Count every line of these entries that holds the word "volume", and reply with the number only.
━━━━━━━━━━━━━━━━━━━━━━━━━━━━━━
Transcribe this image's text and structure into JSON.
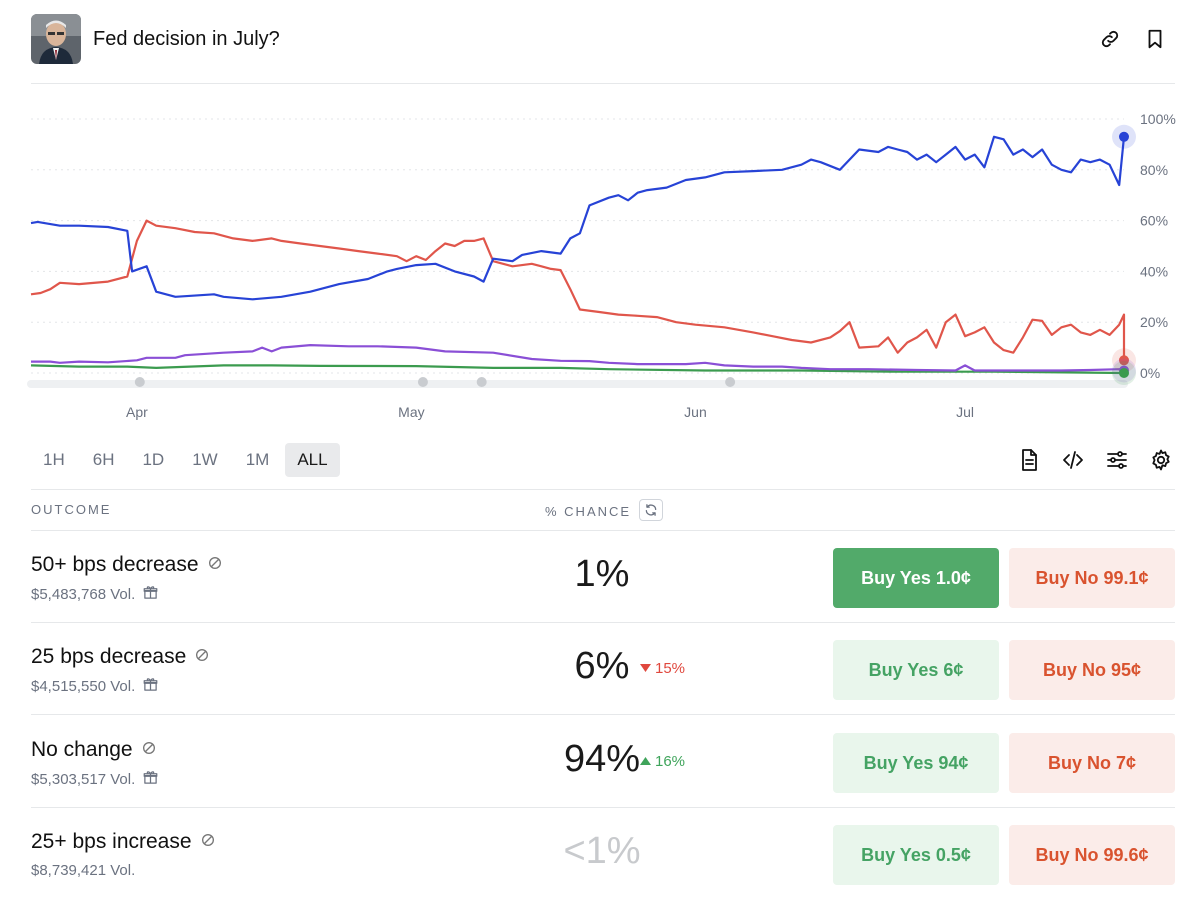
{
  "header": {
    "title": "Fed decision in July?"
  },
  "chart_data": {
    "type": "line",
    "x_labels": [
      "Apr",
      "May",
      "Jun",
      "Jul"
    ],
    "y_ticks": [
      "100%",
      "80%",
      "60%",
      "40%",
      "20%",
      "0%"
    ],
    "ylim": [
      0,
      100
    ],
    "grid": true,
    "series": [
      {
        "color": "#2743d6",
        "points": [
          [
            0,
            59
          ],
          [
            0.7,
            59.5
          ],
          [
            3,
            58
          ],
          [
            5,
            58
          ],
          [
            8,
            57.5
          ],
          [
            10,
            56
          ],
          [
            10.5,
            40
          ],
          [
            12,
            42
          ],
          [
            13,
            32
          ],
          [
            15,
            30
          ],
          [
            19,
            31
          ],
          [
            20,
            30
          ],
          [
            23,
            29
          ],
          [
            26,
            30
          ],
          [
            29,
            32
          ],
          [
            32,
            35
          ],
          [
            35,
            37
          ],
          [
            37,
            40
          ],
          [
            38,
            41
          ],
          [
            40,
            42.5
          ],
          [
            42,
            43
          ],
          [
            44,
            40
          ],
          [
            46,
            38
          ],
          [
            47,
            36
          ],
          [
            48,
            45
          ],
          [
            50,
            44
          ],
          [
            51,
            46.5
          ],
          [
            53,
            48
          ],
          [
            55,
            47
          ],
          [
            56,
            53
          ],
          [
            57,
            55
          ],
          [
            58,
            66
          ],
          [
            60,
            69
          ],
          [
            61,
            70
          ],
          [
            62,
            68
          ],
          [
            63,
            71
          ],
          [
            64,
            72
          ],
          [
            66,
            73
          ],
          [
            68,
            76
          ],
          [
            70,
            77
          ],
          [
            72,
            79
          ],
          [
            75,
            79.5
          ],
          [
            78,
            80
          ],
          [
            80,
            82
          ],
          [
            81,
            84
          ],
          [
            82,
            83
          ],
          [
            84,
            80
          ],
          [
            86,
            88
          ],
          [
            88,
            87
          ],
          [
            89,
            89
          ],
          [
            90,
            88
          ],
          [
            91,
            87
          ],
          [
            92,
            84
          ],
          [
            93,
            86
          ],
          [
            94,
            83
          ],
          [
            95,
            86
          ],
          [
            96,
            89
          ],
          [
            97,
            84
          ],
          [
            98,
            86
          ],
          [
            99,
            81
          ],
          [
            100,
            93
          ],
          [
            101,
            92
          ],
          [
            102,
            86
          ],
          [
            103,
            88
          ],
          [
            104,
            85
          ],
          [
            105,
            88
          ],
          [
            106,
            82
          ],
          [
            107,
            80
          ],
          [
            108,
            79
          ],
          [
            109,
            84
          ],
          [
            110,
            83
          ],
          [
            111,
            84
          ],
          [
            112,
            82
          ],
          [
            113,
            74
          ],
          [
            113.5,
            93
          ]
        ]
      },
      {
        "color": "#e0564b",
        "points": [
          [
            0,
            31
          ],
          [
            1,
            31.5
          ],
          [
            2,
            33
          ],
          [
            3,
            35.5
          ],
          [
            5,
            35
          ],
          [
            8,
            36
          ],
          [
            10,
            38
          ],
          [
            11,
            52
          ],
          [
            12,
            60
          ],
          [
            13,
            58
          ],
          [
            15,
            57
          ],
          [
            17,
            55.5
          ],
          [
            19,
            55
          ],
          [
            21,
            53
          ],
          [
            23,
            52
          ],
          [
            25,
            53
          ],
          [
            26,
            52
          ],
          [
            28,
            51
          ],
          [
            30,
            50
          ],
          [
            32,
            49
          ],
          [
            34,
            48
          ],
          [
            36,
            47
          ],
          [
            38,
            46
          ],
          [
            39,
            44
          ],
          [
            40,
            46
          ],
          [
            41,
            44.5
          ],
          [
            42,
            48
          ],
          [
            43,
            51
          ],
          [
            44,
            50
          ],
          [
            45,
            52
          ],
          [
            46,
            52
          ],
          [
            47,
            53
          ],
          [
            48,
            44
          ],
          [
            50,
            42
          ],
          [
            52,
            43
          ],
          [
            53,
            42
          ],
          [
            54,
            41
          ],
          [
            55,
            40.5
          ],
          [
            56,
            33
          ],
          [
            57,
            25
          ],
          [
            59,
            24
          ],
          [
            61,
            23
          ],
          [
            63,
            22.5
          ],
          [
            65,
            22
          ],
          [
            67,
            20
          ],
          [
            69,
            19
          ],
          [
            72,
            18
          ],
          [
            75,
            16
          ],
          [
            77,
            14.5
          ],
          [
            79,
            13
          ],
          [
            81,
            12
          ],
          [
            83,
            14
          ],
          [
            84,
            16.5
          ],
          [
            85,
            20
          ],
          [
            86,
            10
          ],
          [
            88,
            10.5
          ],
          [
            89,
            14
          ],
          [
            90,
            8
          ],
          [
            91,
            12
          ],
          [
            92,
            14
          ],
          [
            93,
            17
          ],
          [
            94,
            10
          ],
          [
            95,
            20
          ],
          [
            96,
            23
          ],
          [
            97,
            14.5
          ],
          [
            98,
            16
          ],
          [
            99,
            18
          ],
          [
            100,
            12
          ],
          [
            101,
            9
          ],
          [
            102,
            8
          ],
          [
            103,
            14
          ],
          [
            104,
            21
          ],
          [
            105,
            20.5
          ],
          [
            106,
            15
          ],
          [
            107,
            18
          ],
          [
            108,
            19
          ],
          [
            109,
            16
          ],
          [
            110,
            15
          ],
          [
            111,
            17
          ],
          [
            112,
            15
          ],
          [
            113,
            19
          ],
          [
            113.5,
            23
          ],
          [
            113.5,
            5
          ]
        ]
      },
      {
        "color": "#8a4fd6",
        "points": [
          [
            0,
            4.5
          ],
          [
            2,
            4.5
          ],
          [
            3,
            4
          ],
          [
            5,
            4.5
          ],
          [
            8,
            4.2
          ],
          [
            11,
            5
          ],
          [
            12,
            6
          ],
          [
            15,
            6
          ],
          [
            16,
            7
          ],
          [
            20,
            8
          ],
          [
            23,
            8.5
          ],
          [
            24,
            10
          ],
          [
            25,
            8.5
          ],
          [
            26,
            10
          ],
          [
            29,
            11
          ],
          [
            33,
            10.5
          ],
          [
            36,
            10.5
          ],
          [
            40,
            10
          ],
          [
            43,
            8.5
          ],
          [
            48,
            8
          ],
          [
            52,
            5.5
          ],
          [
            55,
            4.8
          ],
          [
            58,
            4.7
          ],
          [
            60,
            4
          ],
          [
            63,
            3.5
          ],
          [
            65,
            3.5
          ],
          [
            68,
            3.5
          ],
          [
            70,
            4
          ],
          [
            72,
            3
          ],
          [
            75,
            2.5
          ],
          [
            78,
            2.5
          ],
          [
            80,
            2
          ],
          [
            83,
            1.5
          ],
          [
            85,
            1.5
          ],
          [
            87,
            1.5
          ],
          [
            92,
            1.2
          ],
          [
            96,
            1
          ],
          [
            97,
            3
          ],
          [
            98,
            1
          ],
          [
            100,
            1
          ],
          [
            104,
            1
          ],
          [
            107,
            1
          ],
          [
            110,
            1.2
          ],
          [
            113,
            1.5
          ],
          [
            113.5,
            1
          ]
        ]
      },
      {
        "color": "#3b9b4f",
        "points": [
          [
            0,
            3
          ],
          [
            5,
            2.5
          ],
          [
            10,
            2.5
          ],
          [
            13,
            2
          ],
          [
            20,
            3
          ],
          [
            25,
            3
          ],
          [
            30,
            2.8
          ],
          [
            40,
            2.7
          ],
          [
            48,
            2
          ],
          [
            55,
            2
          ],
          [
            60,
            1.5
          ],
          [
            70,
            1
          ],
          [
            80,
            1
          ],
          [
            90,
            0.5
          ],
          [
            100,
            0.5
          ],
          [
            113.5,
            0
          ]
        ]
      }
    ]
  },
  "time_ranges": [
    "1H",
    "6H",
    "1D",
    "1W",
    "1M",
    "ALL"
  ],
  "active_range": "ALL",
  "table": {
    "outcome_header": "OUTCOME",
    "chance_header": "% CHANCE",
    "rows": [
      {
        "name": "50+ bps decrease",
        "volume": "$5,483,768 Vol.",
        "chance": "1%",
        "delta": "",
        "delta_dir": "",
        "yes": "Buy Yes 1.0¢",
        "no": "Buy No 99.1¢",
        "gift": true
      },
      {
        "name": "25 bps decrease",
        "volume": "$4,515,550 Vol.",
        "chance": "6%",
        "delta": "15%",
        "delta_dir": "down",
        "yes": "Buy Yes 6¢",
        "no": "Buy No 95¢",
        "gift": true
      },
      {
        "name": "No change",
        "volume": "$5,303,517 Vol.",
        "chance": "94%",
        "delta": "16%",
        "delta_dir": "up",
        "yes": "Buy Yes 94¢",
        "no": "Buy No 7¢",
        "gift": true
      },
      {
        "name": "25+ bps increase",
        "volume": "$8,739,421 Vol.",
        "chance": "<1%",
        "delta": "",
        "delta_dir": "",
        "yes": "Buy Yes 0.5¢",
        "no": "Buy No 99.6¢",
        "gift": false
      }
    ]
  }
}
━━━━━━━━━━━━━━━━━━━━━━━━━━━━━━
* TASK SOLUTION:
4